Select all lines holding the word "oddziału" from the entries that follow.

═════ PROVIDED MATERIAL

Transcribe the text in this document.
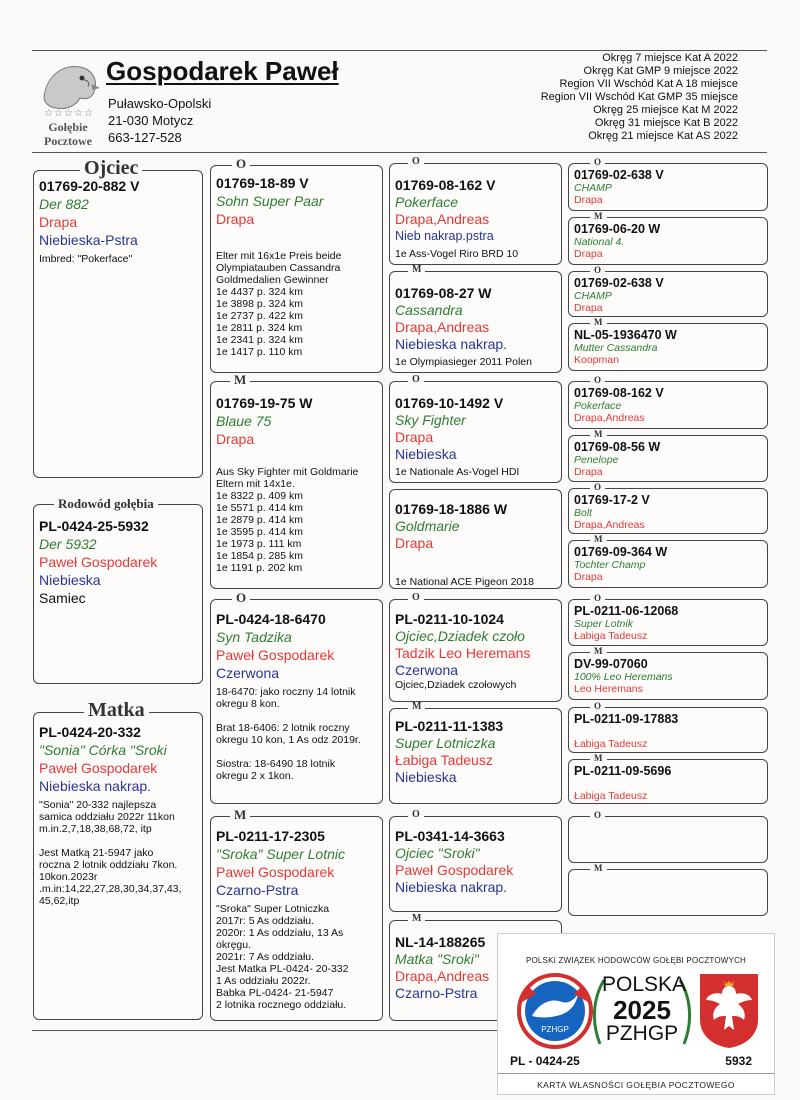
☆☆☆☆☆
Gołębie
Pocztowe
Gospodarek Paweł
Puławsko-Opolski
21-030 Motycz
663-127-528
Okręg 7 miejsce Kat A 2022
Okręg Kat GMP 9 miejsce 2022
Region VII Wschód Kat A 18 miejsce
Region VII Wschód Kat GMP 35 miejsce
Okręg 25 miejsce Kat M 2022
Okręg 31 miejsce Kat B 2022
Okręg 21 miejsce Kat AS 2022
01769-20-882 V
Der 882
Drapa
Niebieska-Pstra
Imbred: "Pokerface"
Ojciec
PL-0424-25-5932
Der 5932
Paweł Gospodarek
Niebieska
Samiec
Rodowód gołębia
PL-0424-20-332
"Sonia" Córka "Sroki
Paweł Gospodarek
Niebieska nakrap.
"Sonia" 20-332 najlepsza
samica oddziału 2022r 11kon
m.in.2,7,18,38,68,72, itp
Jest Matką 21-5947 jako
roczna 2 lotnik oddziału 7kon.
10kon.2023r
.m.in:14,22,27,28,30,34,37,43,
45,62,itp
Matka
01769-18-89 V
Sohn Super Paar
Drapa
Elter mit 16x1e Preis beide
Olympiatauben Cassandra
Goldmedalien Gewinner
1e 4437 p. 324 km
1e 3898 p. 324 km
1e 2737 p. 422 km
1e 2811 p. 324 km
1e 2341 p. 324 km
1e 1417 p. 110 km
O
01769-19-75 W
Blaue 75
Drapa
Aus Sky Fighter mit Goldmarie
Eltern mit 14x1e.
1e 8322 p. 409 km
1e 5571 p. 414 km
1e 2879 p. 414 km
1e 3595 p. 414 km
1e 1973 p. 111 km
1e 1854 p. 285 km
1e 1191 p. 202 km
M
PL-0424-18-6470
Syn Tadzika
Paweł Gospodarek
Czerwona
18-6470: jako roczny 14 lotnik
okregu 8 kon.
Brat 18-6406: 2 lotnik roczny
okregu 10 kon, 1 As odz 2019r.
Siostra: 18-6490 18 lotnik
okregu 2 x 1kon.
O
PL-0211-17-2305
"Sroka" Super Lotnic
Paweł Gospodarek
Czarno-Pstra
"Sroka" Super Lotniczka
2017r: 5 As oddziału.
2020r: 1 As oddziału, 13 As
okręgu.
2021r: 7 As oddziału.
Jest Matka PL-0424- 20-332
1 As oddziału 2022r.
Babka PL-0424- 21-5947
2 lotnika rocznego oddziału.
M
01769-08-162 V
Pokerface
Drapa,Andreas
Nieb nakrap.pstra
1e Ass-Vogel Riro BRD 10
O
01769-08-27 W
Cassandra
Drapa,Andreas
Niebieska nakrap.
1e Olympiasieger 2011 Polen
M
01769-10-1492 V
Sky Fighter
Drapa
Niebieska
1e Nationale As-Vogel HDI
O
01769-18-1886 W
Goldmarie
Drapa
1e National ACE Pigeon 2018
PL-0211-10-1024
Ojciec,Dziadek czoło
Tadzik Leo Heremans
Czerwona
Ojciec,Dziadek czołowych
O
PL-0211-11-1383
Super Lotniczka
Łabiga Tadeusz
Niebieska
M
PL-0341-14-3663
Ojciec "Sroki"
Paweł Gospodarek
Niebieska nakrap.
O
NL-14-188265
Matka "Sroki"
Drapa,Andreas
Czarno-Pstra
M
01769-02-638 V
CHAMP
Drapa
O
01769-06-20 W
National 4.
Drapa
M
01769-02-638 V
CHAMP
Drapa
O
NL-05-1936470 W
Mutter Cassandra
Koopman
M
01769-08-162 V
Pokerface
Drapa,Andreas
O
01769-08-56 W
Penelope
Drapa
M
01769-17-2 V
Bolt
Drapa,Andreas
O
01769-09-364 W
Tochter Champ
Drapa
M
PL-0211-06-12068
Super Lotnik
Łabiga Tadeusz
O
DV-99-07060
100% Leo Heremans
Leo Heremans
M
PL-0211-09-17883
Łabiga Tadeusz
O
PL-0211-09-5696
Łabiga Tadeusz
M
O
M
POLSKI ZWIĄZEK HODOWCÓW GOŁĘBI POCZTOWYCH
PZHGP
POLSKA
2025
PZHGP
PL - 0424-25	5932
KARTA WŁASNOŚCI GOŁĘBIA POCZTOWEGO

══════════

## SOLVED PROBLEM
samica oddziału 2022r 11kon
roczna 2 lotnik oddziału 7kon.
2017r: 5 As oddziału.
2020r: 1 As oddziału, 13 As
2021r: 7 As oddziału.
1 As oddziału 2022r.
2 lotnika rocznego oddziału.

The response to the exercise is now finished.